Start EXERCISE MATERIALS

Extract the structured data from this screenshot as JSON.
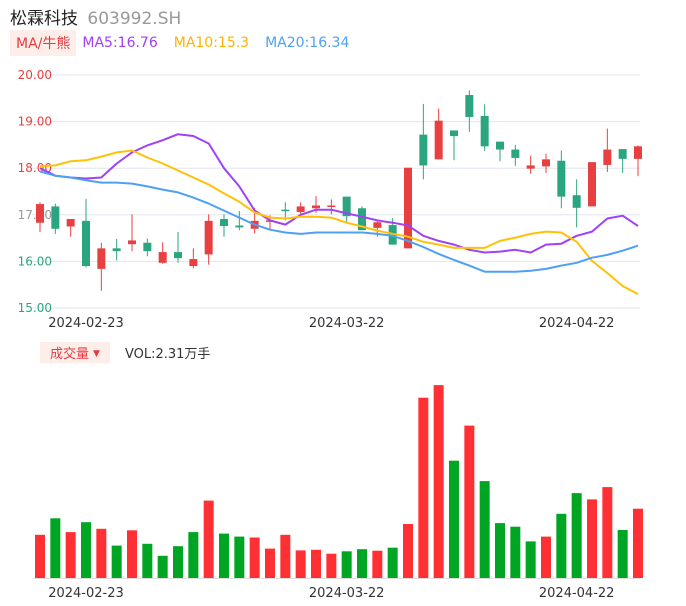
{
  "header": {
    "name": "松霖科技",
    "code": "603992.SH"
  },
  "legend": {
    "mode": "MA/牛熊",
    "ma5": "MA5:16.76",
    "ma10": "MA10:15.3",
    "ma20": "MA20:16.34"
  },
  "volume_legend": {
    "label": "成交量",
    "vol": "VOL:2.31万手"
  },
  "colors": {
    "up": "#e84040",
    "down": "#2aa57f",
    "vol_up": "#ff3034",
    "vol_down": "#00a524",
    "ma5": "#a041f5",
    "ma10": "#ffc107",
    "ma20": "#4ea0f5"
  },
  "chart_data": [
    {
      "type": "candlestick",
      "ylim": [
        15,
        20
      ],
      "yticks": [
        "20.00",
        "19.00",
        "18.00",
        "17.00",
        "16.00",
        "15.00"
      ],
      "ytick_values": [
        20,
        19,
        18,
        17,
        16,
        15
      ],
      "xtick_labels": [
        {
          "index": 3,
          "label": "2024-02-23"
        },
        {
          "index": 20,
          "label": "2024-03-22"
        },
        {
          "index": 35,
          "label": "2024-04-22"
        }
      ],
      "ohlc": [
        [
          16.83,
          17.27,
          16.63,
          17.23
        ],
        [
          17.18,
          17.24,
          16.59,
          16.7
        ],
        [
          16.75,
          16.91,
          16.53,
          16.91
        ],
        [
          16.87,
          17.34,
          15.87,
          15.9
        ],
        [
          15.84,
          16.4,
          15.37,
          16.28
        ],
        [
          16.28,
          16.48,
          16.02,
          16.22
        ],
        [
          16.37,
          17.01,
          16.22,
          16.45
        ],
        [
          16.4,
          16.49,
          16.11,
          16.22
        ],
        [
          15.97,
          16.41,
          15.95,
          16.2
        ],
        [
          16.2,
          16.63,
          15.97,
          16.07
        ],
        [
          15.9,
          16.28,
          15.85,
          16.05
        ],
        [
          16.15,
          17.01,
          15.93,
          16.87
        ],
        [
          16.91,
          17.01,
          16.53,
          16.76
        ],
        [
          16.77,
          17.08,
          16.67,
          16.73
        ],
        [
          16.7,
          17.15,
          16.6,
          16.87
        ],
        [
          16.86,
          16.99,
          16.68,
          16.88
        ],
        [
          17.11,
          17.27,
          16.88,
          17.08
        ],
        [
          17.06,
          17.27,
          17.01,
          17.18
        ],
        [
          17.14,
          17.4,
          17.04,
          17.2
        ],
        [
          17.17,
          17.33,
          17.01,
          17.2
        ],
        [
          17.39,
          17.39,
          16.84,
          16.97
        ],
        [
          17.14,
          17.18,
          16.67,
          16.67
        ],
        [
          16.72,
          16.9,
          16.53,
          16.84
        ],
        [
          16.78,
          16.93,
          16.36,
          16.36
        ],
        [
          16.28,
          18.01,
          16.28,
          18.01
        ],
        [
          18.72,
          19.38,
          17.76,
          18.06
        ],
        [
          18.19,
          19.28,
          18.19,
          19.02
        ],
        [
          18.81,
          18.81,
          18.17,
          18.69
        ],
        [
          19.57,
          19.67,
          18.78,
          19.1
        ],
        [
          19.12,
          19.37,
          18.37,
          18.47
        ],
        [
          18.57,
          18.57,
          18.15,
          18.4
        ],
        [
          18.4,
          18.5,
          18.05,
          18.22
        ],
        [
          17.99,
          18.27,
          17.88,
          18.06
        ],
        [
          18.04,
          18.31,
          17.9,
          18.19
        ],
        [
          18.16,
          18.38,
          17.14,
          17.39
        ],
        [
          17.42,
          17.76,
          16.73,
          17.15
        ],
        [
          17.18,
          18.13,
          17.18,
          18.13
        ],
        [
          18.07,
          18.85,
          17.92,
          18.4
        ],
        [
          18.41,
          18.41,
          17.9,
          18.2
        ],
        [
          18.2,
          18.49,
          17.83,
          18.47
        ]
      ],
      "series": [
        {
          "name": "MA5",
          "values": [
            18.0,
            17.84,
            17.8,
            17.78,
            17.8,
            18.1,
            18.34,
            18.49,
            18.6,
            18.73,
            18.69,
            18.53,
            18.0,
            17.61,
            17.09,
            16.88,
            16.79,
            17.0,
            17.11,
            17.11,
            17.03,
            16.96,
            16.88,
            16.83,
            16.77,
            16.55,
            16.44,
            16.36,
            16.25,
            16.19,
            16.21,
            16.25,
            16.19,
            16.36,
            16.38,
            16.55,
            16.64,
            16.92,
            16.98,
            16.76
          ]
        },
        {
          "name": "MA10",
          "values": [
            18.04,
            18.06,
            18.15,
            18.17,
            18.25,
            18.34,
            18.38,
            18.23,
            18.1,
            17.95,
            17.8,
            17.65,
            17.46,
            17.28,
            17.05,
            16.94,
            16.92,
            16.96,
            16.96,
            16.94,
            16.83,
            16.75,
            16.66,
            16.59,
            16.53,
            16.42,
            16.36,
            16.29,
            16.29,
            16.29,
            16.44,
            16.51,
            16.59,
            16.64,
            16.62,
            16.42,
            16.01,
            15.75,
            15.47,
            15.3
          ]
        },
        {
          "name": "MA20",
          "values": [
            17.93,
            17.84,
            17.8,
            17.74,
            17.69,
            17.69,
            17.67,
            17.61,
            17.54,
            17.48,
            17.37,
            17.24,
            17.09,
            16.94,
            16.79,
            16.68,
            16.62,
            16.59,
            16.62,
            16.62,
            16.62,
            16.62,
            16.59,
            16.55,
            16.44,
            16.31,
            16.16,
            16.03,
            15.91,
            15.78,
            15.78,
            15.78,
            15.8,
            15.84,
            15.91,
            15.97,
            16.08,
            16.14,
            16.23,
            16.34
          ]
        }
      ]
    },
    {
      "type": "bar",
      "unit": "万手",
      "values": [
        1.44,
        1.99,
        1.53,
        1.86,
        1.64,
        1.08,
        1.59,
        1.14,
        0.74,
        1.06,
        1.53,
        2.58,
        1.48,
        1.38,
        1.35,
        0.98,
        1.44,
        0.92,
        0.94,
        0.81,
        0.89,
        0.96,
        0.91,
        1.01,
        1.8,
        6.01,
        6.43,
        3.91,
        5.08,
        3.23,
        1.83,
        1.71,
        1.22,
        1.38,
        2.14,
        2.83,
        2.62,
        3.03,
        1.6,
        2.31
      ],
      "directions": [
        "u",
        "d",
        "u",
        "d",
        "u",
        "d",
        "u",
        "d",
        "d",
        "d",
        "d",
        "u",
        "d",
        "d",
        "u",
        "u",
        "u",
        "u",
        "u",
        "u",
        "d",
        "d",
        "u",
        "d",
        "u",
        "u",
        "u",
        "d",
        "u",
        "d",
        "d",
        "d",
        "d",
        "u",
        "d",
        "d",
        "u",
        "u",
        "d",
        "u"
      ],
      "xtick_labels": [
        {
          "index": 3,
          "label": "2024-02-23"
        },
        {
          "index": 20,
          "label": "2024-03-22"
        },
        {
          "index": 35,
          "label": "2024-04-22"
        }
      ]
    }
  ]
}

End EXERCISE MATERIALS

_DIRECTIONS FOR THIS TASK_:
Exactly reproduce the entries above, minus the pictures.

_TASK OUTPUT_:
Extract the structured data from this screenshot as JSON.
{
  "header": {
    "name": "松霖科技",
    "code": "603992.SH"
  },
  "legend": {
    "mode": "MA/牛熊",
    "ma5": "MA5:16.76",
    "ma10": "MA10:15.3",
    "ma20": "MA20:16.34"
  },
  "volume_legend": {
    "label": "成交量",
    "vol": "VOL:2.31万手"
  },
  "colors": {
    "up": "#e84040",
    "down": "#2aa57f",
    "vol_up": "#ff3034",
    "vol_down": "#00a524",
    "ma5": "#a041f5",
    "ma10": "#ffc107",
    "ma20": "#4ea0f5"
  },
  "chart_data": [
    {
      "type": "candlestick",
      "ylim": [
        15,
        20
      ],
      "yticks": [
        "20.00",
        "19.00",
        "18.00",
        "17.00",
        "16.00",
        "15.00"
      ],
      "ytick_values": [
        20,
        19,
        18,
        17,
        16,
        15
      ],
      "xtick_labels": [
        {
          "index": 3,
          "label": "2024-02-23"
        },
        {
          "index": 20,
          "label": "2024-03-22"
        },
        {
          "index": 35,
          "label": "2024-04-22"
        }
      ],
      "ohlc": [
        [
          16.83,
          17.27,
          16.63,
          17.23
        ],
        [
          17.18,
          17.24,
          16.59,
          16.7
        ],
        [
          16.75,
          16.91,
          16.53,
          16.91
        ],
        [
          16.87,
          17.34,
          15.87,
          15.9
        ],
        [
          15.84,
          16.4,
          15.37,
          16.28
        ],
        [
          16.28,
          16.48,
          16.02,
          16.22
        ],
        [
          16.37,
          17.01,
          16.22,
          16.45
        ],
        [
          16.4,
          16.49,
          16.11,
          16.22
        ],
        [
          15.97,
          16.41,
          15.95,
          16.2
        ],
        [
          16.2,
          16.63,
          15.97,
          16.07
        ],
        [
          15.9,
          16.28,
          15.85,
          16.05
        ],
        [
          16.15,
          17.01,
          15.93,
          16.87
        ],
        [
          16.91,
          17.01,
          16.53,
          16.76
        ],
        [
          16.77,
          17.08,
          16.67,
          16.73
        ],
        [
          16.7,
          17.15,
          16.6,
          16.87
        ],
        [
          16.86,
          16.99,
          16.68,
          16.88
        ],
        [
          17.11,
          17.27,
          16.88,
          17.08
        ],
        [
          17.06,
          17.27,
          17.01,
          17.18
        ],
        [
          17.14,
          17.4,
          17.04,
          17.2
        ],
        [
          17.17,
          17.33,
          17.01,
          17.2
        ],
        [
          17.39,
          17.39,
          16.84,
          16.97
        ],
        [
          17.14,
          17.18,
          16.67,
          16.67
        ],
        [
          16.72,
          16.9,
          16.53,
          16.84
        ],
        [
          16.78,
          16.93,
          16.36,
          16.36
        ],
        [
          16.28,
          18.01,
          16.28,
          18.01
        ],
        [
          18.72,
          19.38,
          17.76,
          18.06
        ],
        [
          18.19,
          19.28,
          18.19,
          19.02
        ],
        [
          18.81,
          18.81,
          18.17,
          18.69
        ],
        [
          19.57,
          19.67,
          18.78,
          19.1
        ],
        [
          19.12,
          19.37,
          18.37,
          18.47
        ],
        [
          18.57,
          18.57,
          18.15,
          18.4
        ],
        [
          18.4,
          18.5,
          18.05,
          18.22
        ],
        [
          17.99,
          18.27,
          17.88,
          18.06
        ],
        [
          18.04,
          18.31,
          17.9,
          18.19
        ],
        [
          18.16,
          18.38,
          17.14,
          17.39
        ],
        [
          17.42,
          17.76,
          16.73,
          17.15
        ],
        [
          17.18,
          18.13,
          17.18,
          18.13
        ],
        [
          18.07,
          18.85,
          17.92,
          18.4
        ],
        [
          18.41,
          18.41,
          17.9,
          18.2
        ],
        [
          18.2,
          18.49,
          17.83,
          18.47
        ]
      ],
      "series": [
        {
          "name": "MA5",
          "values": [
            18.0,
            17.84,
            17.8,
            17.78,
            17.8,
            18.1,
            18.34,
            18.49,
            18.6,
            18.73,
            18.69,
            18.53,
            18.0,
            17.61,
            17.09,
            16.88,
            16.79,
            17.0,
            17.11,
            17.11,
            17.03,
            16.96,
            16.88,
            16.83,
            16.77,
            16.55,
            16.44,
            16.36,
            16.25,
            16.19,
            16.21,
            16.25,
            16.19,
            16.36,
            16.38,
            16.55,
            16.64,
            16.92,
            16.98,
            16.76
          ]
        },
        {
          "name": "MA10",
          "values": [
            18.04,
            18.06,
            18.15,
            18.17,
            18.25,
            18.34,
            18.38,
            18.23,
            18.1,
            17.95,
            17.8,
            17.65,
            17.46,
            17.28,
            17.05,
            16.94,
            16.92,
            16.96,
            16.96,
            16.94,
            16.83,
            16.75,
            16.66,
            16.59,
            16.53,
            16.42,
            16.36,
            16.29,
            16.29,
            16.29,
            16.44,
            16.51,
            16.59,
            16.64,
            16.62,
            16.42,
            16.01,
            15.75,
            15.47,
            15.3
          ]
        },
        {
          "name": "MA20",
          "values": [
            17.93,
            17.84,
            17.8,
            17.74,
            17.69,
            17.69,
            17.67,
            17.61,
            17.54,
            17.48,
            17.37,
            17.24,
            17.09,
            16.94,
            16.79,
            16.68,
            16.62,
            16.59,
            16.62,
            16.62,
            16.62,
            16.62,
            16.59,
            16.55,
            16.44,
            16.31,
            16.16,
            16.03,
            15.91,
            15.78,
            15.78,
            15.78,
            15.8,
            15.84,
            15.91,
            15.97,
            16.08,
            16.14,
            16.23,
            16.34
          ]
        }
      ]
    },
    {
      "type": "bar",
      "unit": "万手",
      "values": [
        1.44,
        1.99,
        1.53,
        1.86,
        1.64,
        1.08,
        1.59,
        1.14,
        0.74,
        1.06,
        1.53,
        2.58,
        1.48,
        1.38,
        1.35,
        0.98,
        1.44,
        0.92,
        0.94,
        0.81,
        0.89,
        0.96,
        0.91,
        1.01,
        1.8,
        6.01,
        6.43,
        3.91,
        5.08,
        3.23,
        1.83,
        1.71,
        1.22,
        1.38,
        2.14,
        2.83,
        2.62,
        3.03,
        1.6,
        2.31
      ],
      "directions": [
        "u",
        "d",
        "u",
        "d",
        "u",
        "d",
        "u",
        "d",
        "d",
        "d",
        "d",
        "u",
        "d",
        "d",
        "u",
        "u",
        "u",
        "u",
        "u",
        "u",
        "d",
        "d",
        "u",
        "d",
        "u",
        "u",
        "u",
        "d",
        "u",
        "d",
        "d",
        "d",
        "d",
        "u",
        "d",
        "d",
        "u",
        "u",
        "d",
        "u"
      ],
      "xtick_labels": [
        {
          "index": 3,
          "label": "2024-02-23"
        },
        {
          "index": 20,
          "label": "2024-03-22"
        },
        {
          "index": 35,
          "label": "2024-04-22"
        }
      ]
    }
  ]
}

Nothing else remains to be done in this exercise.